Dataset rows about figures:

-- Begin --

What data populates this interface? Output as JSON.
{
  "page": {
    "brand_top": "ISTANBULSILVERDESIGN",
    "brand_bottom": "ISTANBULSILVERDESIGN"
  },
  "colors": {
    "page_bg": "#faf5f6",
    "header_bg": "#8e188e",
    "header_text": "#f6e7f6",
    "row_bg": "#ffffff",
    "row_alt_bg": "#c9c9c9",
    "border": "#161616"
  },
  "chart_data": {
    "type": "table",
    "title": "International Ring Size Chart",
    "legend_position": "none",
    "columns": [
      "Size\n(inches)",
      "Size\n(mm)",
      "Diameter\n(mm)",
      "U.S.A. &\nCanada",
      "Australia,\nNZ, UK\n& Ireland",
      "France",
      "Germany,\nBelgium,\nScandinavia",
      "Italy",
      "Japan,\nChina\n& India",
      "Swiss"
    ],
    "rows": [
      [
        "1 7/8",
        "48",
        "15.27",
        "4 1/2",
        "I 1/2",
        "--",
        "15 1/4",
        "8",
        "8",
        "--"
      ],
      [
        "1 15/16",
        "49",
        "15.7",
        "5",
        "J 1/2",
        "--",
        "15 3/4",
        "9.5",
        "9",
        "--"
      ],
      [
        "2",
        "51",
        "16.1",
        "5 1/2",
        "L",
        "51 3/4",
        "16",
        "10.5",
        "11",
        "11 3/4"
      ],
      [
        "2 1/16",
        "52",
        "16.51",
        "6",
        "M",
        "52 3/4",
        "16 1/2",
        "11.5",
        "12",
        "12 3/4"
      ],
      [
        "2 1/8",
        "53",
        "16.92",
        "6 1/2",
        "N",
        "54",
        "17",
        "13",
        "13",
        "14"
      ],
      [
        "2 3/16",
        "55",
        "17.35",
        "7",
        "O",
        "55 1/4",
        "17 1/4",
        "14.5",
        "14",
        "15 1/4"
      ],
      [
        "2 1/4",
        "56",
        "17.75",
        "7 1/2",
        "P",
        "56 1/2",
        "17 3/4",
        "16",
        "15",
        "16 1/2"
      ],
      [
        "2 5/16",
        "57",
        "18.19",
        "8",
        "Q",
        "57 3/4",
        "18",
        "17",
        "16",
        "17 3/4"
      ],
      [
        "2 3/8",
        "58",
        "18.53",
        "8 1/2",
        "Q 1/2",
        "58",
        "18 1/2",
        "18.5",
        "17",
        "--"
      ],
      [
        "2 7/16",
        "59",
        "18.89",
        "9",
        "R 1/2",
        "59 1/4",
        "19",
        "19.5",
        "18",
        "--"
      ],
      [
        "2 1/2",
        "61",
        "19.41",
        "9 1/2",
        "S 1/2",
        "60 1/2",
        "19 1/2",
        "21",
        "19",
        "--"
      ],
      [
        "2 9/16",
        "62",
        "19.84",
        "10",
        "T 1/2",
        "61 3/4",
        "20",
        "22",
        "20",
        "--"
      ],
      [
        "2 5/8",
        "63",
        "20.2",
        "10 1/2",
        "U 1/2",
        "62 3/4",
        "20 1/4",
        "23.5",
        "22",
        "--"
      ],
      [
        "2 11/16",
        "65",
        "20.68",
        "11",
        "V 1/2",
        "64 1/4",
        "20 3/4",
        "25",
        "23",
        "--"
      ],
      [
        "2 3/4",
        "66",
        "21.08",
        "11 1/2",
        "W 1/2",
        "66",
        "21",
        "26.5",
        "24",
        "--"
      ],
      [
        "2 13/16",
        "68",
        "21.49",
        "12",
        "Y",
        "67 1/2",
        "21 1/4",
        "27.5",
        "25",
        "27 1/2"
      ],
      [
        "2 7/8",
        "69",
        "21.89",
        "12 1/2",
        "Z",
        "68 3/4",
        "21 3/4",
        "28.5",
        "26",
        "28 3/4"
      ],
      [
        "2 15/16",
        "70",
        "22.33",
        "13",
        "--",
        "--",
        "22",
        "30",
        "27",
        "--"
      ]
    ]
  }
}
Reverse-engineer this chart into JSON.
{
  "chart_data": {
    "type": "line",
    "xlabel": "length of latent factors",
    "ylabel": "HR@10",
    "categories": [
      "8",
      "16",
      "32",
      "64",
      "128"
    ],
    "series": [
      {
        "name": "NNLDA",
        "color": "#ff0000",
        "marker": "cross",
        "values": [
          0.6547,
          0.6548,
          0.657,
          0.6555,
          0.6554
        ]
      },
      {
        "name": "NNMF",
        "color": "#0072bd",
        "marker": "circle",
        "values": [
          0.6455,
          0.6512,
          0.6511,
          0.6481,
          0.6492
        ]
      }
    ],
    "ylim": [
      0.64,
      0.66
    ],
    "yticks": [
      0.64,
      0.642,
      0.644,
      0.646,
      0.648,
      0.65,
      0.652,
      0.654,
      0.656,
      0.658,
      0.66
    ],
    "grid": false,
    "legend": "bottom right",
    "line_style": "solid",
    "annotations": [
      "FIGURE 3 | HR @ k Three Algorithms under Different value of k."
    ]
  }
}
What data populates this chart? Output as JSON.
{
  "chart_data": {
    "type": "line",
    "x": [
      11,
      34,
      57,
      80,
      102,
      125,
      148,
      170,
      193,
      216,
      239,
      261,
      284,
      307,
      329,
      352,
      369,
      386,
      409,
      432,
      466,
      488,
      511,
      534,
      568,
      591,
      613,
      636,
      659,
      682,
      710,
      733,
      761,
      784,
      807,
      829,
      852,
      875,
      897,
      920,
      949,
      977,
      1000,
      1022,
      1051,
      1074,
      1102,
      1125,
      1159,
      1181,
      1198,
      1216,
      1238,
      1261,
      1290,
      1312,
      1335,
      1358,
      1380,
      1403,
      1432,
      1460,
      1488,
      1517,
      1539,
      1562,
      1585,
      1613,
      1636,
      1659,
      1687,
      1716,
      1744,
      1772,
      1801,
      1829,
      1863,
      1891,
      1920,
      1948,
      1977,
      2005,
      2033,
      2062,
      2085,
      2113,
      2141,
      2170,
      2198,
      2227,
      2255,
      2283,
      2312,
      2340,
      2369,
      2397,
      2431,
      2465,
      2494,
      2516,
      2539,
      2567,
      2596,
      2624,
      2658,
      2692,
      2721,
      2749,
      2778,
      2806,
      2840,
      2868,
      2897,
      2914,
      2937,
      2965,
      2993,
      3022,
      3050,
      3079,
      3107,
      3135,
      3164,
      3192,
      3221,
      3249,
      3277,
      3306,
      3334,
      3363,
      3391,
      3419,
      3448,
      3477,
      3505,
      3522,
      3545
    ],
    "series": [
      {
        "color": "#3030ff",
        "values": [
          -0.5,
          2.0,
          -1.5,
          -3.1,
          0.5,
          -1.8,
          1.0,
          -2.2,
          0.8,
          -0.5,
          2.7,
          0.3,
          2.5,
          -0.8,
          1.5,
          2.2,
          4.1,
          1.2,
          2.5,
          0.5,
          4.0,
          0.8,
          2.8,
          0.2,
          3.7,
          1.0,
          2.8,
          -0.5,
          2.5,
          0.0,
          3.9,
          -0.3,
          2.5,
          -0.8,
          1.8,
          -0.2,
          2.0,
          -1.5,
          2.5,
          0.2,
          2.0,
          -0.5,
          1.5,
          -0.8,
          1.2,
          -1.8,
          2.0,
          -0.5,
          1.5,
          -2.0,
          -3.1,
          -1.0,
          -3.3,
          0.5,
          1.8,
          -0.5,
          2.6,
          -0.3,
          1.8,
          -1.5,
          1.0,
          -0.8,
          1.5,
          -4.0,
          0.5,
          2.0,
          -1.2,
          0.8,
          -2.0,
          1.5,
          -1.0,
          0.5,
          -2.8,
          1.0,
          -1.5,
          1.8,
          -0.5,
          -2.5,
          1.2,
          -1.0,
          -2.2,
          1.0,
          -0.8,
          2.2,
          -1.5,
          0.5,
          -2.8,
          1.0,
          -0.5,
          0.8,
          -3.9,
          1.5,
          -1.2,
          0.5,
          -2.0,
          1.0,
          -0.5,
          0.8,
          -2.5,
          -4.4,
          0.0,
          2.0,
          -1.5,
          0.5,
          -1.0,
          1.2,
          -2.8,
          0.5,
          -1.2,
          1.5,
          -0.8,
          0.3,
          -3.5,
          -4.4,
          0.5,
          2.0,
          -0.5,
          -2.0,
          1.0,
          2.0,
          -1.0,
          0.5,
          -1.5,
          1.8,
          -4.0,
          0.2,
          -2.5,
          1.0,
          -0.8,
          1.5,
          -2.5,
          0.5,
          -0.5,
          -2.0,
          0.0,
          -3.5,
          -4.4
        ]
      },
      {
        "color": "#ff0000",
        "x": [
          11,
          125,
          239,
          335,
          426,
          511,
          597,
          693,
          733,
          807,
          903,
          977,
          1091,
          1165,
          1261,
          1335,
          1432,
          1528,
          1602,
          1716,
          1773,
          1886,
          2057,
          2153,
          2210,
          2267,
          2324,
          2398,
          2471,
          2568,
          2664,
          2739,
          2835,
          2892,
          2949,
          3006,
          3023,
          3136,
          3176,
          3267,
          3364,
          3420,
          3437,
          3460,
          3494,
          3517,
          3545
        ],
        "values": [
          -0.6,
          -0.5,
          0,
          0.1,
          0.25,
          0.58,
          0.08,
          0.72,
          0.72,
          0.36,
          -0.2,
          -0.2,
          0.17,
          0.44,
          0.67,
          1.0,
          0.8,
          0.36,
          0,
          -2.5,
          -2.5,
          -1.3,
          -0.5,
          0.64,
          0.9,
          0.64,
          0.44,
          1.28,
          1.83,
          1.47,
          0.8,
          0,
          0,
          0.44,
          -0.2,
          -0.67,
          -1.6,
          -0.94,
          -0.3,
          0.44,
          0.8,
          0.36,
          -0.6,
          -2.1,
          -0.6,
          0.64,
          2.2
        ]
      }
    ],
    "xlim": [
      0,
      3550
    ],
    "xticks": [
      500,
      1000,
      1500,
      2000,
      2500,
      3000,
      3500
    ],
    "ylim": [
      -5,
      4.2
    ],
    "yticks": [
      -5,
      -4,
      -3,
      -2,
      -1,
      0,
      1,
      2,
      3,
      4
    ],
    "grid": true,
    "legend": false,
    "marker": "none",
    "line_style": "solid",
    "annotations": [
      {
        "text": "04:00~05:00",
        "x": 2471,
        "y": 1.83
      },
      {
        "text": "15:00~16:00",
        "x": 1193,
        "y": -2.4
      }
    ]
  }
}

-- End --

> EXERCISE AIM
List all lines holding the string "JSON".

> SOLUTION FOR THIS TASK
What data populates this interface? Output as JSON.
Reverse-engineer this chart into JSON.
What data populates this chart? Output as JSON.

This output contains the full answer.